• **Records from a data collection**
· · · · · · ·

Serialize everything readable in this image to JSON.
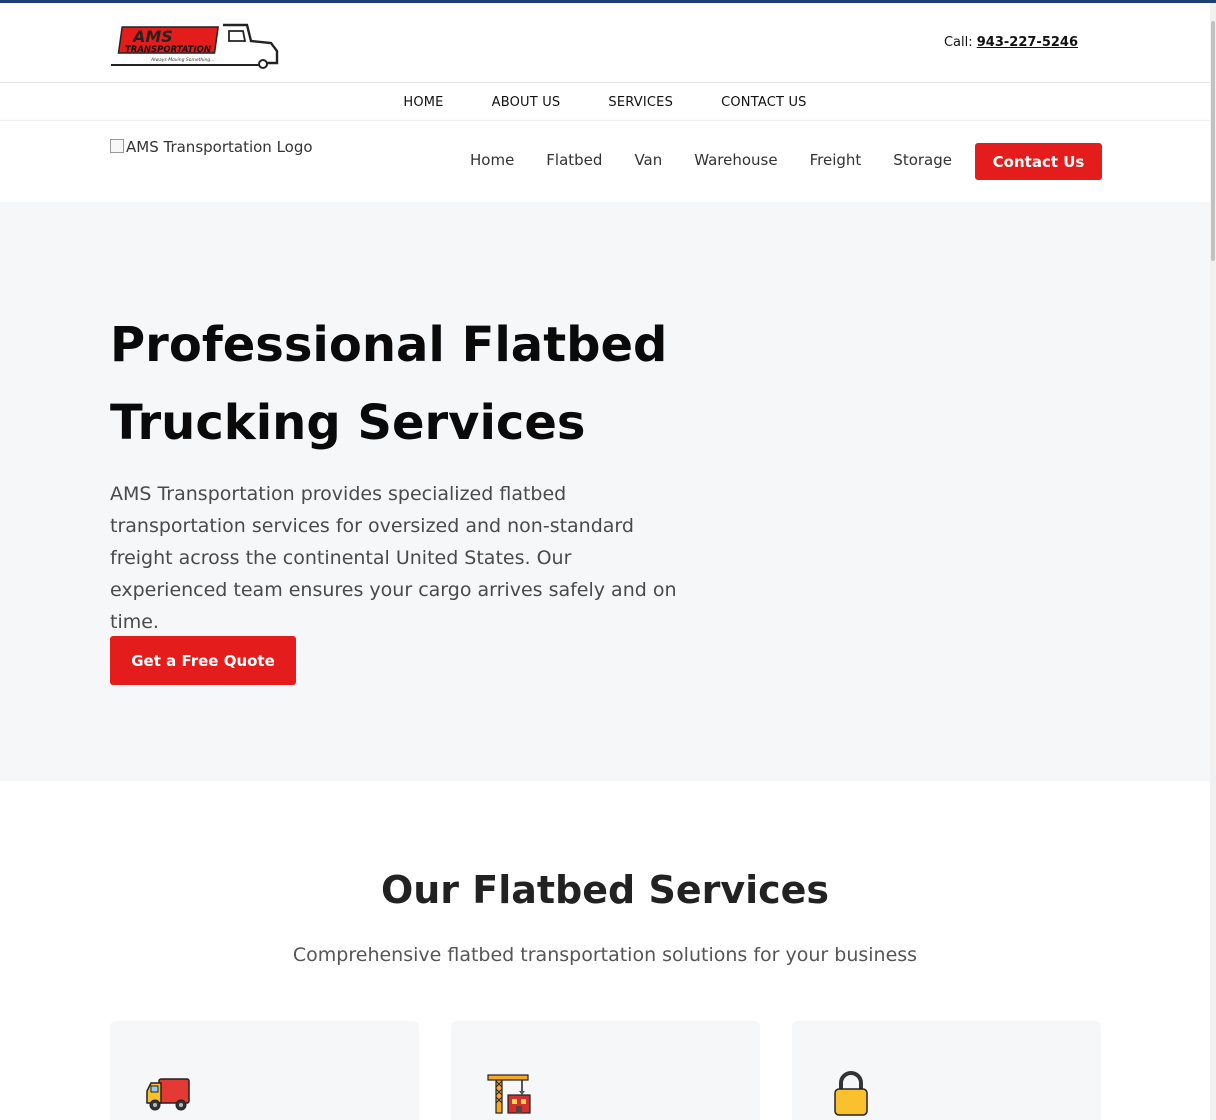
{
  "header": {
    "logo": {
      "wordmark": "AMS",
      "subline": "TRANSPORTATION",
      "tagline": "Always Moving Something..."
    },
    "call_label": "Call:",
    "phone": "943-227-5246"
  },
  "top_nav": [
    {
      "label": "HOME"
    },
    {
      "label": "ABOUT US"
    },
    {
      "label": "SERVICES"
    },
    {
      "label": "CONTACT US"
    }
  ],
  "main_nav": {
    "logo_alt": "AMS Transportation Logo",
    "links": [
      {
        "label": "Home"
      },
      {
        "label": "Flatbed"
      },
      {
        "label": "Van"
      },
      {
        "label": "Warehouse"
      },
      {
        "label": "Freight"
      },
      {
        "label": "Storage"
      }
    ],
    "contact_button": "Contact Us"
  },
  "hero": {
    "title_line1": "Professional Flatbed",
    "title_line2": "Trucking Services",
    "text": "AMS Transportation provides specialized flatbed transportation services for oversized and non-standard freight across the continental United States. Our experienced team ensures your cargo arrives safely and on time.",
    "cta": "Get a Free Quote"
  },
  "services": {
    "title": "Our Flatbed Services",
    "subtitle": "Comprehensive flatbed transportation solutions for your business",
    "cards": [
      {
        "icon": "truck-icon"
      },
      {
        "icon": "construction-crane-icon"
      },
      {
        "icon": "lock-icon"
      }
    ]
  },
  "colors": {
    "accent_red": "#e51c1c",
    "top_accent_blue": "#1f3f74",
    "hero_bg": "#f6f7f8"
  }
}
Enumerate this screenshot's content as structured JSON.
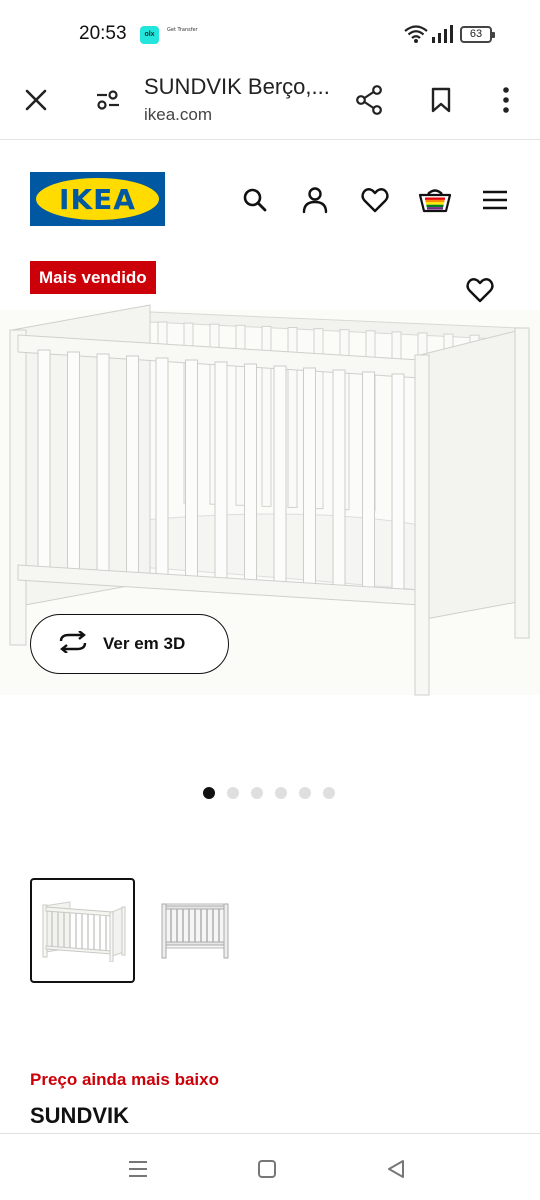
{
  "status_bar": {
    "time": "20:53",
    "app_badge": "olx",
    "app_label": "Get Transfer",
    "battery": "63",
    "icons": [
      "olx-icon",
      "wifi-icon",
      "signal-icon",
      "battery-icon"
    ]
  },
  "browser": {
    "title": "SUNDVIK Berço,...",
    "domain": "ikea.com",
    "icons": [
      "close-icon",
      "site-settings-icon",
      "share-icon",
      "bookmark-icon",
      "more-vert-icon"
    ]
  },
  "ikea_header": {
    "logo_text": "IKEA",
    "colors": {
      "brand_blue": "#0058a3",
      "brand_yellow": "#ffdb00"
    },
    "icons": [
      "search-icon",
      "account-icon",
      "wishlist-icon",
      "cart-icon",
      "menu-icon"
    ]
  },
  "product": {
    "badge": "Mais vendido",
    "badge_color": "#cc0008",
    "view_3d_label": "Ver em 3D",
    "carousel": {
      "count": 6,
      "active": 0
    },
    "thumbnails": [
      {
        "selected": true
      },
      {
        "selected": false
      }
    ],
    "price_note": "Preço ainda mais baixo",
    "name": "SUNDVIK"
  },
  "android_nav": {
    "icons": [
      "recents-icon",
      "home-icon",
      "back-icon"
    ]
  }
}
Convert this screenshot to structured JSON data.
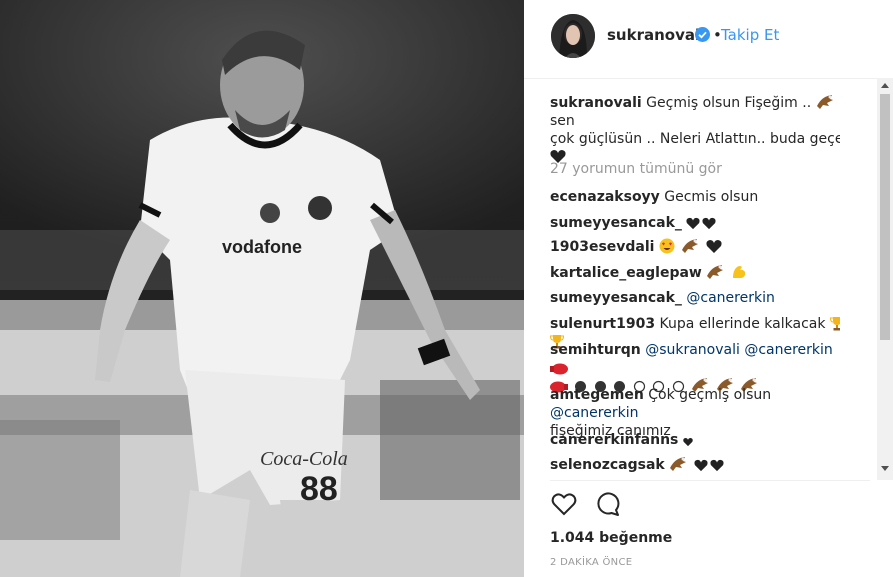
{
  "header": {
    "username": "sukranovali",
    "separator": "•",
    "follow_label": "Takip Et"
  },
  "caption": {
    "username": "sukranovali",
    "text_line1": "Geçmiş olsun Fişeğim ..",
    "text_line1b": "sen",
    "text_line2": "çok güçlüsün .. Neleri Atlattın.. buda geçer"
  },
  "view_all": "27 yorumun tümünü gör",
  "comments": [
    {
      "username": "ecenazaksoyy",
      "text": "Gecmis olsun"
    },
    {
      "username": "sumeyyesancak_",
      "text": ""
    },
    {
      "username": "1903esevdali",
      "text": ""
    },
    {
      "username": "kartalice_eaglepaw",
      "text": ""
    },
    {
      "username": "sumeyyesancak_",
      "mention": "@canererkin"
    },
    {
      "username": "sulenurt1903",
      "text": "Kupa ellerinde kalkacak"
    },
    {
      "username": "semihturqn",
      "mention1": "@sukranovali",
      "mention2": "@canererkin"
    },
    {
      "username": "amtegemen",
      "text": "Çok geçmiş olsun",
      "mention": "@canererkin",
      "text2": "fişeğimiz canımız"
    },
    {
      "username": "canererkinfanns",
      "text": ""
    },
    {
      "username": "selenozcagsak",
      "text": ""
    }
  ],
  "actions": {
    "likes": "1.044 beğenme",
    "timestamp": "2 DAKİKA ÖNCE"
  },
  "icons": [
    "verified-badge-icon",
    "heart-icon",
    "comment-bubble-icon",
    "eagle-emoji-icon",
    "black-heart-emoji-icon",
    "trophy-emoji-icon",
    "flexed-bicep-emoji-icon",
    "heart-eyes-emoji-icon",
    "boxing-glove-emoji-icon"
  ],
  "colors": {
    "link": "#3897f0",
    "mention": "#003569",
    "muted": "#999999",
    "text": "#262626"
  }
}
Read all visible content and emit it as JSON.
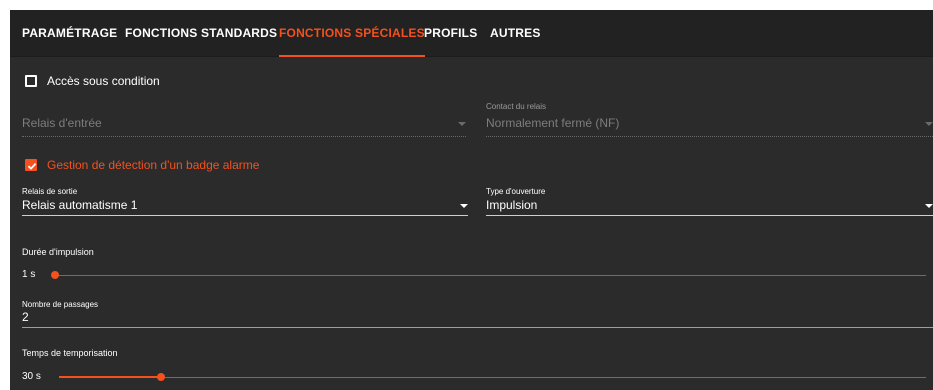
{
  "tabs": [
    {
      "label": "PARAMÉTRAGE",
      "active": false
    },
    {
      "label": "FONCTIONS STANDARDS",
      "active": false
    },
    {
      "label": "FONCTIONS SPÉCIALES",
      "active": true
    },
    {
      "label": "PROFILS",
      "active": false
    },
    {
      "label": "AUTRES",
      "active": false
    }
  ],
  "access_condition": {
    "label": "Accès sous condition",
    "checked": false
  },
  "input_relay": {
    "placeholder": "Relais d'entrée"
  },
  "relay_contact": {
    "label": "Contact du relais",
    "value": "Normalement fermé (NF)"
  },
  "alarm_badge": {
    "label": "Gestion de détection d'un badge alarme",
    "checked": true
  },
  "output_relay": {
    "label": "Relais de sortie",
    "value": "Relais automatisme 1"
  },
  "opening_type": {
    "label": "Type d'ouverture",
    "value": "Impulsion"
  },
  "pulse_duration": {
    "label": "Durée d'impulsion",
    "value": "1 s",
    "fraction": 0.0
  },
  "pass_count": {
    "label": "Nombre de passages",
    "value": "2"
  },
  "delay_time": {
    "label": "Temps de temporisation",
    "value": "30 s",
    "fraction": 0.118
  },
  "colors": {
    "accent": "#f4511e",
    "background": "#2b2b2b",
    "tabbar": "#222222",
    "text": "#ffffff",
    "muted": "#7d7d7d"
  }
}
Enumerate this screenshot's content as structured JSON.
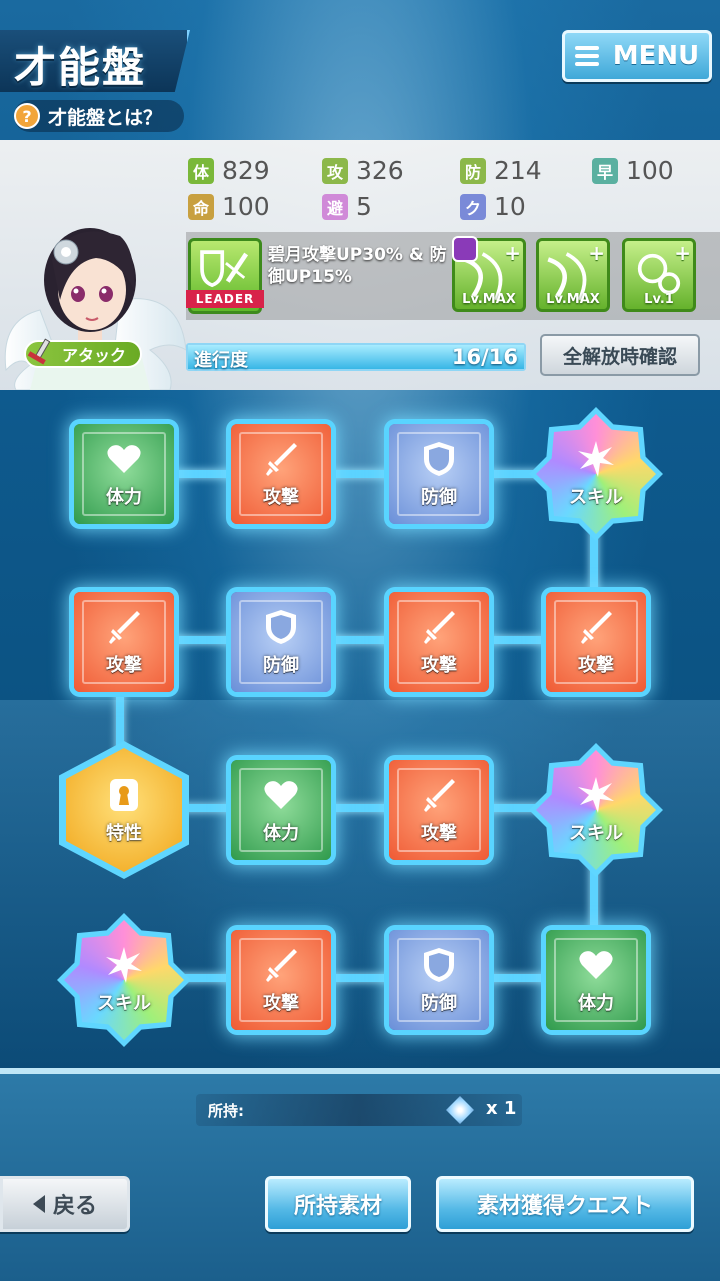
{
  "header": {
    "title": "才能盤",
    "help_icon": "?",
    "help_text": "才能盤とは？",
    "menu_label": "MENU"
  },
  "character": {
    "role_tag": "アタック",
    "stats": [
      {
        "icon": "体",
        "value": "829",
        "color": "#7ab83a"
      },
      {
        "icon": "攻",
        "value": "326",
        "color": "#8cb84a"
      },
      {
        "icon": "防",
        "value": "214",
        "color": "#8cb84a"
      },
      {
        "icon": "早",
        "value": "100",
        "color": "#5ab0a0"
      },
      {
        "icon": "命",
        "value": "100",
        "color": "#c8a040"
      },
      {
        "icon": "避",
        "value": "5",
        "color": "#d08ad8"
      },
      {
        "icon": "ク",
        "value": "10",
        "color": "#7a8ad8"
      }
    ],
    "leader": {
      "tag": "LEADER",
      "description": "碧月攻撃UP30% & 防御UP15%"
    },
    "skills": [
      {
        "level": "Lv.MAX",
        "plus": "+"
      },
      {
        "level": "Lv.MAX",
        "plus": "+"
      },
      {
        "level": "Lv.1",
        "plus": "+"
      }
    ],
    "progress": {
      "label": "進行度",
      "current": 16,
      "total": 16,
      "text": "16/16"
    },
    "confirm_label": "全解放時確認"
  },
  "board": {
    "rows": [
      [
        {
          "type": "green",
          "label": "体力",
          "icon": "heart-icon"
        },
        {
          "type": "orange",
          "label": "攻撃",
          "icon": "sword-icon"
        },
        {
          "type": "blue",
          "label": "防御",
          "icon": "shield-icon"
        },
        {
          "type": "star",
          "label": "スキル",
          "icon": "burst-icon"
        }
      ],
      [
        {
          "type": "orange",
          "label": "攻撃",
          "icon": "sword-icon"
        },
        {
          "type": "blue",
          "label": "防御",
          "icon": "shield-icon"
        },
        {
          "type": "orange",
          "label": "攻撃",
          "icon": "sword-icon"
        },
        {
          "type": "orange",
          "label": "攻撃",
          "icon": "sword-icon"
        }
      ],
      [
        {
          "type": "hex",
          "label": "特性",
          "icon": "keyhole-icon"
        },
        {
          "type": "green",
          "label": "体力",
          "icon": "heart-icon"
        },
        {
          "type": "orange",
          "label": "攻撃",
          "icon": "sword-icon"
        },
        {
          "type": "star",
          "label": "スキル",
          "icon": "burst-icon"
        }
      ],
      [
        {
          "type": "star",
          "label": "スキル",
          "icon": "burst-icon"
        },
        {
          "type": "orange",
          "label": "攻撃",
          "icon": "sword-icon"
        },
        {
          "type": "blue",
          "label": "防御",
          "icon": "shield-icon"
        },
        {
          "type": "green",
          "label": "体力",
          "icon": "heart-icon"
        }
      ]
    ]
  },
  "footer": {
    "owned_label": "所持:",
    "owned_count": "x 1",
    "back_label": "戻る",
    "materials_label": "所持素材",
    "quest_label": "素材獲得クエスト"
  }
}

· · · · · · ·

• **AIM OF THE EXERCISE**
Search the preceding listing for "username" and extract every line where it is found.

• **ANSWER FOR THE TASK**
    "username": "sukranovali",
    "username": "sukranovali",
      "username": "ecenazaksoyy",
      "username": "sumeyyesancak_",
      "username": "1903esevdali",
      "username": "kartalice_eaglepaw",
      "username": "sumeyyesancak_",
      "username": "sulenurt1903",
      "username": "semihturqn",
      "username": "amtegemen",
      "username": "canererkinfanns",
      "username": "selenozcagsak",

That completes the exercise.